## [Your objective]
From the line containing "What data populates" down to the last line of the listing, quote everything word for word, and nothing else, keeping pictures out.

## [Provided data]
────────────────────────────────────────

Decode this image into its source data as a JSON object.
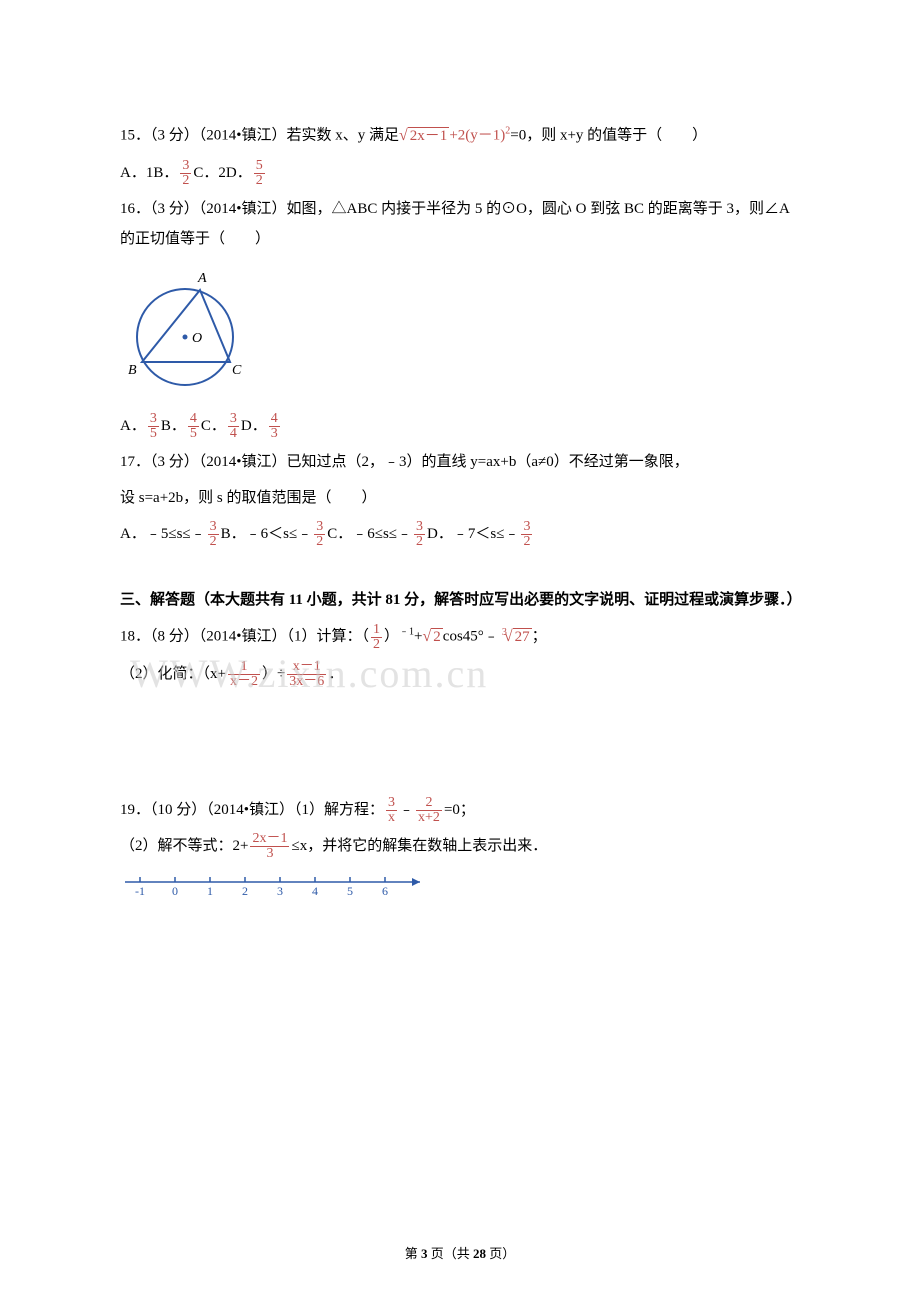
{
  "watermark": "WWW.zixin.com.cn",
  "q15": {
    "stem": "15．（3 分）（2014•镇江）若实数 x、y 满足",
    "eq_part": "+2(y－1)",
    "eq_after": "=0，则 x+y 的值等于（　　）",
    "sqrt_inner": "2x－1",
    "exp2": "2",
    "a": "A．1",
    "b_label": "B．",
    "b_num": "3",
    "b_den": "2",
    "c_label": "C．2",
    "d_label": "D．",
    "d_num": "5",
    "d_den": "2"
  },
  "q16": {
    "stem": "16．（3 分）（2014•镇江）如图，△ABC 内接于半径为 5 的⊙O，圆心 O 到弦 BC 的距离等于 3，则∠A 的正切值等于（　　）",
    "a_pre": "A．",
    "a_num": "3",
    "a_den": "5",
    "b_pre": "B．",
    "b_num": "4",
    "b_den": "5",
    "c_pre": "C．",
    "c_num": "3",
    "c_den": "4",
    "d_pre": "D．",
    "d_num": "4",
    "d_den": "3",
    "fig": {
      "labelA": "A",
      "labelB": "B",
      "labelC": "C",
      "labelO": "O"
    }
  },
  "q17": {
    "line1": "17．（3 分）（2014•镇江）已知过点（2，﹣3）的直线 y=ax+b（a≠0）不经过第一象限，",
    "line2": "设 s=a+2b，则 s 的取值范围是（　　）",
    "a_pre": "A．﹣5≤s≤﹣",
    "a_num": "3",
    "a_den": "2",
    "b_pre": "B．﹣6＜s≤﹣",
    "b_num": "3",
    "b_den": "2",
    "c_pre": "C．﹣6≤s≤﹣",
    "c_num": "3",
    "c_den": "2",
    "d_pre": "D．﹣7＜s≤﹣",
    "d_num": "3",
    "d_den": "2"
  },
  "section3": "三、解答题（本大题共有 11 小题，共计 81 分，解答时应写出必要的文字说明、证明过程或演算步骤．）",
  "q18": {
    "stem": "18．（8 分）（2014•镇江）（1）计算：",
    "lp": "（",
    "rp": "）",
    "half_num": "1",
    "half_den": "2",
    "exp": "﹣1",
    "plus": "+",
    "sqrt2": "2",
    "cos": "cos45°",
    "minus": "﹣",
    "cube_idx": "3",
    "cube_rad": "27",
    "semi": "；",
    "p2_pre": "（2）化简：（x+",
    "f1_num": "1",
    "f1_den": "x－2",
    "mid": "）÷",
    "f2_num": "x－1",
    "f2_den": "3x－6",
    "end": "．"
  },
  "q19": {
    "stem": "19．（10 分）（2014•镇江）（1）解方程：",
    "f1_num": "3",
    "f1_den": "x",
    "minus": "﹣",
    "f2_num": "2",
    "f2_den": "x+2",
    "eq": "=0；",
    "p2_pre": "（2）解不等式：2+",
    "f3_num": "2x－1",
    "f3_den": "3",
    "p2_mid": "≤x，并将它的解集在数轴上表示出来．",
    "ticks": [
      "-1",
      "0",
      "1",
      "2",
      "3",
      "4",
      "5",
      "6"
    ]
  },
  "footer": {
    "pre": "第 ",
    "cur": "3",
    "mid": " 页（共 ",
    "total": "28",
    "post": " 页）"
  }
}
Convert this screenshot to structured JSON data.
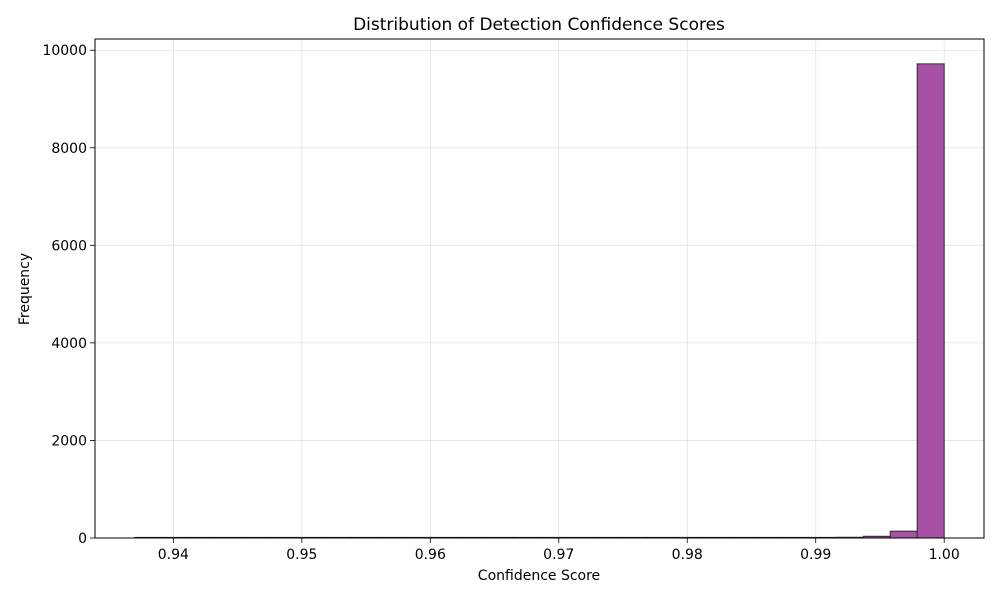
{
  "chart_data": {
    "type": "bar",
    "title": "Distribution of Detection Confidence Scores",
    "xlabel": "Confidence Score",
    "ylabel": "Frequency",
    "xlim": [
      0.9339,
      1.0031
    ],
    "ylim": [
      0,
      10230
    ],
    "xticks": [
      0.94,
      0.95,
      0.96,
      0.97,
      0.98,
      0.99,
      1.0
    ],
    "xtick_labels": [
      "0.94",
      "0.95",
      "0.96",
      "0.97",
      "0.98",
      "0.99",
      "1.00"
    ],
    "yticks": [
      0,
      2000,
      4000,
      6000,
      8000,
      10000
    ],
    "ytick_labels": [
      "0",
      "2000",
      "4000",
      "6000",
      "8000",
      "10000"
    ],
    "grid": true,
    "bar_color": "#a44ca4",
    "edge_color": "#2b2b2b",
    "bins": [
      {
        "x0": 0.937,
        "x1": 0.9391,
        "value": 1
      },
      {
        "x0": 0.9391,
        "x1": 0.9412,
        "value": 0
      },
      {
        "x0": 0.9412,
        "x1": 0.9433,
        "value": 0
      },
      {
        "x0": 0.9433,
        "x1": 0.9454,
        "value": 1
      },
      {
        "x0": 0.9454,
        "x1": 0.9475,
        "value": 0
      },
      {
        "x0": 0.9475,
        "x1": 0.9496,
        "value": 0
      },
      {
        "x0": 0.9496,
        "x1": 0.9517,
        "value": 0
      },
      {
        "x0": 0.9517,
        "x1": 0.9538,
        "value": 0
      },
      {
        "x0": 0.9538,
        "x1": 0.9559,
        "value": 0
      },
      {
        "x0": 0.9559,
        "x1": 0.958,
        "value": 0
      },
      {
        "x0": 0.958,
        "x1": 0.9601,
        "value": 0
      },
      {
        "x0": 0.9601,
        "x1": 0.9622,
        "value": 0
      },
      {
        "x0": 0.9622,
        "x1": 0.9643,
        "value": 0
      },
      {
        "x0": 0.9643,
        "x1": 0.9664,
        "value": 0
      },
      {
        "x0": 0.9664,
        "x1": 0.9685,
        "value": 0
      },
      {
        "x0": 0.9685,
        "x1": 0.9706,
        "value": 0
      },
      {
        "x0": 0.9706,
        "x1": 0.9727,
        "value": 0
      },
      {
        "x0": 0.9727,
        "x1": 0.9748,
        "value": 0
      },
      {
        "x0": 0.9748,
        "x1": 0.9769,
        "value": 0
      },
      {
        "x0": 0.9769,
        "x1": 0.979,
        "value": 0
      },
      {
        "x0": 0.979,
        "x1": 0.9811,
        "value": 0
      },
      {
        "x0": 0.9811,
        "x1": 0.9832,
        "value": 0
      },
      {
        "x0": 0.9832,
        "x1": 0.9853,
        "value": 0
      },
      {
        "x0": 0.9853,
        "x1": 0.9874,
        "value": 0
      },
      {
        "x0": 0.9874,
        "x1": 0.9895,
        "value": 0
      },
      {
        "x0": 0.9895,
        "x1": 0.9916,
        "value": 2
      },
      {
        "x0": 0.9916,
        "x1": 0.9937,
        "value": 15
      },
      {
        "x0": 0.9937,
        "x1": 0.9958,
        "value": 35
      },
      {
        "x0": 0.9958,
        "x1": 0.9979,
        "value": 140
      },
      {
        "x0": 0.9979,
        "x1": 1.0,
        "value": 9720
      }
    ]
  }
}
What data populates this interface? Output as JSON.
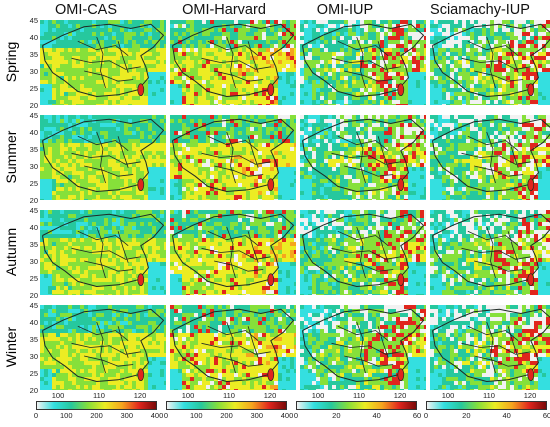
{
  "columns": [
    {
      "title": "OMI-CAS",
      "colorbar": {
        "ticks": [
          "0",
          "100",
          "200",
          "300",
          "400"
        ],
        "min": 0,
        "max": 400
      }
    },
    {
      "title": "OMI-Harvard",
      "colorbar": {
        "ticks": [
          "0",
          "100",
          "200",
          "300",
          "400"
        ],
        "min": 0,
        "max": 400
      }
    },
    {
      "title": "OMI-IUP",
      "colorbar": {
        "ticks": [
          "0",
          "20",
          "40",
          "60"
        ],
        "min": 0,
        "max": 60
      }
    },
    {
      "title": "Sciamachy-IUP",
      "colorbar": {
        "ticks": [
          "0",
          "20",
          "40",
          "60"
        ],
        "min": 0,
        "max": 60
      }
    }
  ],
  "rows": [
    "Spring",
    "Summer",
    "Autumn",
    "Winter"
  ],
  "axes": {
    "lat_ticks": [
      "45",
      "40",
      "35",
      "30",
      "25",
      "20"
    ],
    "lon_ticks": [
      "100",
      "110",
      "120"
    ]
  },
  "colors": {
    "colormap": [
      "#f2f2f2",
      "#34dfe0",
      "#26c89e",
      "#86e03a",
      "#ecec23",
      "#f5a51e",
      "#e0261d",
      "#7a0a0a"
    ],
    "border_line": "#1e2a24"
  }
}
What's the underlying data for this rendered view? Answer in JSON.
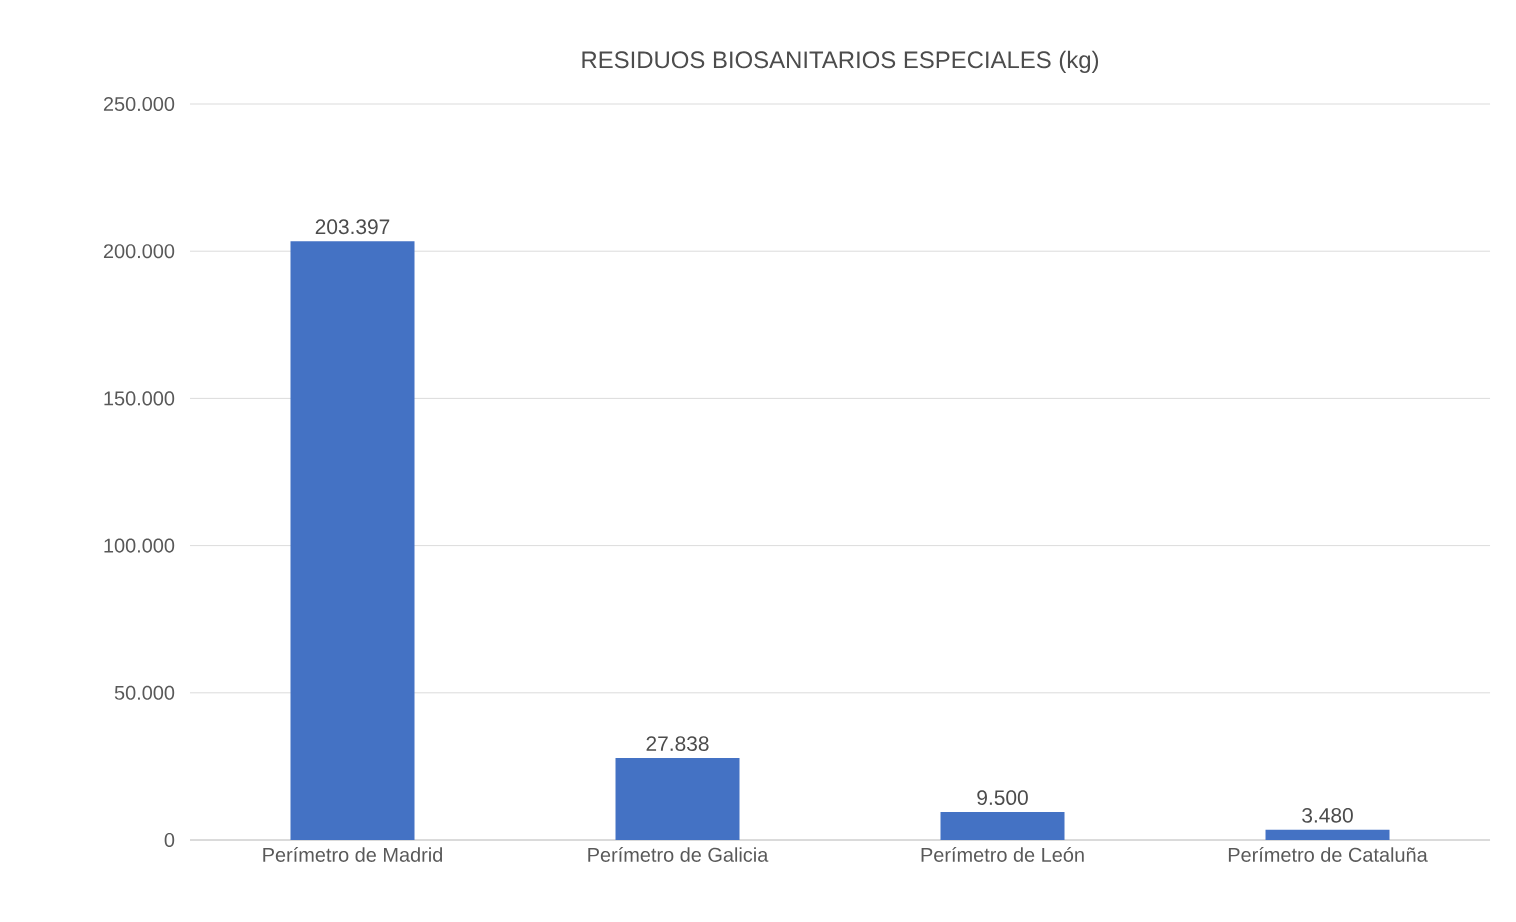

────────────────────────────────────────

## [Finished task]
What data populates this interface? Output as JSON.
{
  "columns": [
    {
      "title": "OMI-CAS",
      "colorbar": {
        "ticks": [
          "0",
          "100",
          "200",
          "300",
          "400"
        ],
        "min": 0,
        "max": 400
      }
    },
    {
      "title": "OMI-Harvard",
      "colorbar": {
        "ticks": [
          "0",
          "100",
          "200",
          "300",
          "400"
        ],
        "min": 0,
        "max": 400
      }
    },
    {
      "title": "OMI-IUP",
      "colorbar": {
        "ticks": [
          "0",
          "20",
          "40",
          "60"
        ],
        "min": 0,
        "max": 60
      }
    },
    {
      "title": "Sciamachy-IUP",
      "colorbar": {
        "ticks": [
          "0",
          "20",
          "40",
          "60"
        ],
        "min": 0,
        "max": 60
      }
    }
  ],
  "rows": [
    "Spring",
    "Summer",
    "Autumn",
    "Winter"
  ],
  "axes": {
    "lat_ticks": [
      "45",
      "40",
      "35",
      "30",
      "25",
      "20"
    ],
    "lon_ticks": [
      "100",
      "110",
      "120"
    ]
  },
  "colors": {
    "colormap": [
      "#f2f2f2",
      "#34dfe0",
      "#26c89e",
      "#86e03a",
      "#ecec23",
      "#f5a51e",
      "#e0261d",
      "#7a0a0a"
    ],
    "border_line": "#1e2a24"
  }
}
What's the underlying data for this rendered view? Answer in JSON.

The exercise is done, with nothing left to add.